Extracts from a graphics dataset
----

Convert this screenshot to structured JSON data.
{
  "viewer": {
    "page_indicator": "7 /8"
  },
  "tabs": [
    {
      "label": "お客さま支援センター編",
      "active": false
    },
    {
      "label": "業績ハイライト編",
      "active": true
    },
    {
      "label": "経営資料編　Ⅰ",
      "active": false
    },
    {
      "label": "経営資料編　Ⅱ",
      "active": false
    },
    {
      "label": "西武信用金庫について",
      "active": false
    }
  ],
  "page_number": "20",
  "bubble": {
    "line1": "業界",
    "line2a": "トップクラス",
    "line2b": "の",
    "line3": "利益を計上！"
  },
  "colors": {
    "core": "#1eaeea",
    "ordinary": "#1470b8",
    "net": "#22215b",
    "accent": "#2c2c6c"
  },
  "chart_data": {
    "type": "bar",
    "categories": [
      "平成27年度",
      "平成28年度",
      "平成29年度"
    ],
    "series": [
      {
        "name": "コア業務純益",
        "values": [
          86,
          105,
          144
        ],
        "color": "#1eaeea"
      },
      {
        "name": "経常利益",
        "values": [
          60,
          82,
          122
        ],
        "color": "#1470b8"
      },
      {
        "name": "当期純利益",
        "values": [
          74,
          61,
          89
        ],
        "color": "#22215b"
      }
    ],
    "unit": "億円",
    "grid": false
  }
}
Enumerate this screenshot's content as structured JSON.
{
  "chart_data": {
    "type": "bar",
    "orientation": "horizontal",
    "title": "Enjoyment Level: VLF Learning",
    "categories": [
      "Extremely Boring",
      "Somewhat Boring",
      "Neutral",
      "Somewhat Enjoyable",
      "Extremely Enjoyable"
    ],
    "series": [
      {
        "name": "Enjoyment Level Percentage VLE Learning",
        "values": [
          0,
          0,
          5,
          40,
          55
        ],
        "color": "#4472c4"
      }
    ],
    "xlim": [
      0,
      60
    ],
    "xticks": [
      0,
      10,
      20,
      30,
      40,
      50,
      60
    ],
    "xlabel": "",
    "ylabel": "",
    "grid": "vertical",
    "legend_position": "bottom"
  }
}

----

=== Directions for this task ===
Extract all lines from the material above that include the word "Enjoyable".

=== Output below ===
      "Somewhat Enjoyable",
      "Extremely Enjoyable"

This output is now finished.